##### Material

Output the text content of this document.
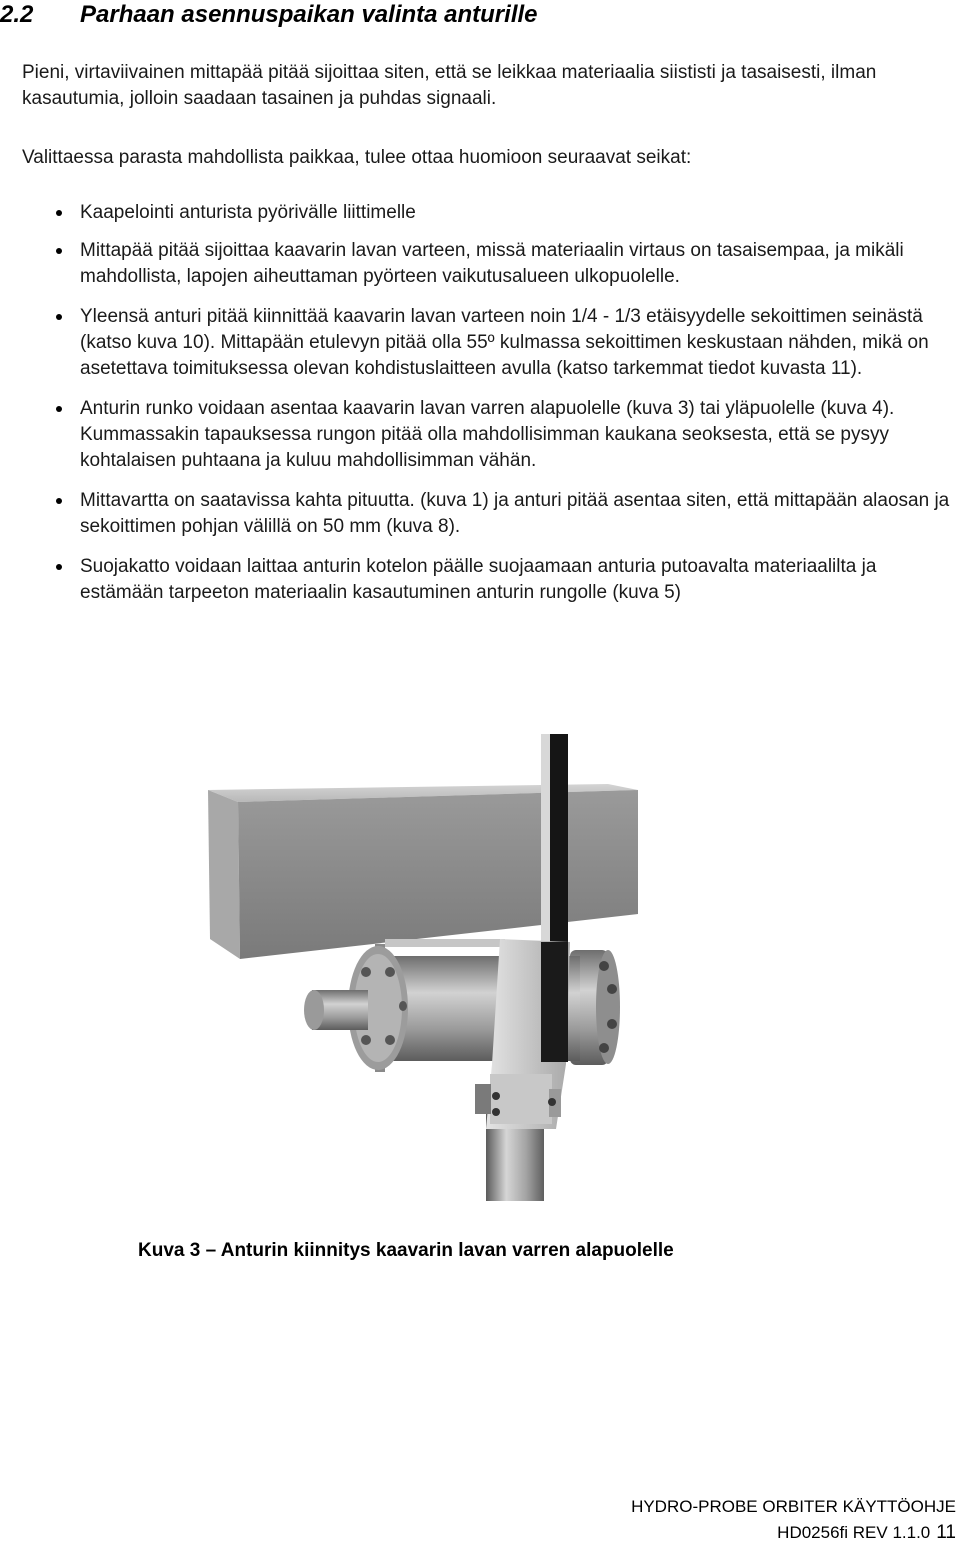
2.2 Parhaan asennuspaikan valinta anturille

Pieni, virtaviivainen mittapää pitää sijoittaa siten, että se leikkaa materiaalia siististi ja tasaisesti, ilman kasautumia, jolloin saadaan tasainen ja puhdas signaali.

Valittaessa parasta mahdollista paikkaa, tulee ottaa huomioon seuraavat seikat:

Kaapelointi anturista pyörivälle liittimelle
Mittapää pitää sijoittaa kaavarin lavan varteen, missä materiaalin virtaus on tasaisempaa, ja mikäli mahdollista, lapojen aiheuttaman pyörteen vaikutusalueen ulkopuolelle.
Yleensä anturi pitää kiinnittää kaavarin lavan varteen noin 1/4 - 1/3 etäisyydelle sekoittimen seinästä (katso kuva 10). Mittapään etulevyn pitää olla 55º kulmassa sekoittimen keskustaan nähden, mikä on asetettava toimituksessa olevan kohdistuslaitteen avulla (katso tarkemmat tiedot kuvasta 11).
Anturin runko voidaan asentaa kaavarin lavan varren alapuolelle (kuva 3) tai yläpuolelle (kuva 4). Kummassakin tapauksessa rungon pitää olla mahdollisimman kaukana seoksesta, että se pysyy kohtalaisen puhtaana ja kuluu mahdollisimman vähän.
Mittavartta on saatavissa kahta pituutta. (kuva 1) ja anturi pitää asentaa siten, että mittapään alaosan ja sekoittimen pohjan välillä on 50 mm (kuva 8).
Suojakatto voidaan laittaa anturin kotelon päälle suojaamaan anturia putoavalta materiaalilta ja estämään tarpeeton materiaalin kasautuminen anturin rungolle (kuva 5)

Kuva 3 – Anturin kiinnitys kaavarin lavan varren alapuolelle

HYDRO-PROBE ORBITER KÄYTTÖOHJE

HD0256fi REV 1.1.0 11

##########

:: Given problem ::
From the listing above, copy all lines holding the word "mahdollista".

:: Exercise result ::
Valittaessa parasta mahdollista paikkaa, tulee ottaa huomioon seuraavat seikat:
Mittapää pitää sijoittaa kaavarin lavan varteen, missä materiaalin virtaus on tasaisempaa, ja mikäli mahdollista, lapojen aiheuttaman pyörteen vaikutusalueen ulkopuolelle.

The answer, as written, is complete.